>> start

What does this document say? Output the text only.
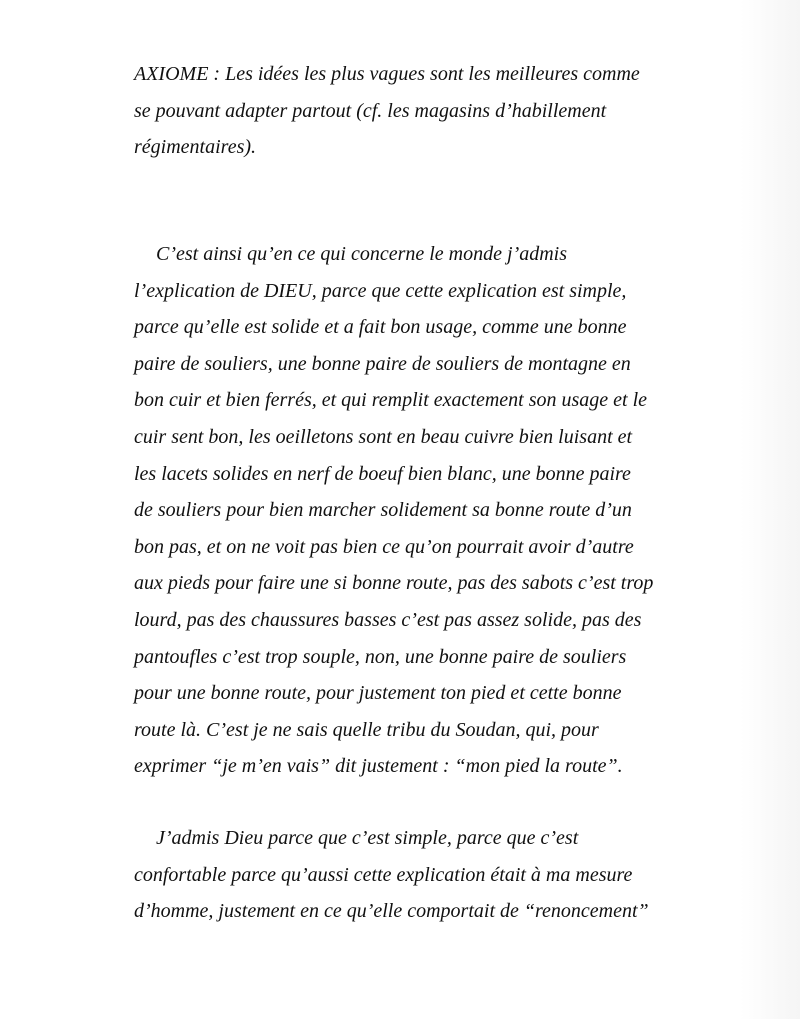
AXIOME : Les idées les plus vagues sont les meilleures comme
se pouvant adapter partout (cf. les magasins d’habillement
régimentaires).
C’est ainsi qu’en ce qui concerne le monde j’admis
l’explication de DIEU, parce que cette explication est simple,
parce qu’elle est solide et a fait bon usage, comme une bonne
paire de souliers, une bonne paire de souliers de montagne en
bon cuir et bien ferrés, et qui remplit exactement son usage et le
cuir sent bon, les oeilletons sont en beau cuivre bien luisant et
les lacets solides en nerf de boeuf bien blanc, une bonne paire
de souliers pour bien marcher solidement sa bonne route d’un
bon pas, et on ne voit pas bien ce qu’on pourrait avoir d’autre
aux pieds pour faire une si bonne route, pas des sabots c’est trop
lourd, pas des chaussures basses c’est pas assez solide, pas des
pantoufles c’est trop souple, non, une bonne paire de souliers
pour une bonne route, pour justement ton pied et cette bonne
route là. C’est je ne sais quelle tribu du Soudan, qui, pour
exprimer “je m’en vais” dit justement : “mon pied la route”.
J’admis Dieu parce que c’est simple, parce que c’est
confortable parce qu’aussi cette explication était à ma mesure
d’homme, justement en ce qu’elle comportait de “renoncement”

>> end

PROMPT
Report all lines of the data above that include the string "simple".

REPLY
l’explication de DIEU, parce que cette explication est simple,
J’admis Dieu parce que c’est simple, parce que c’est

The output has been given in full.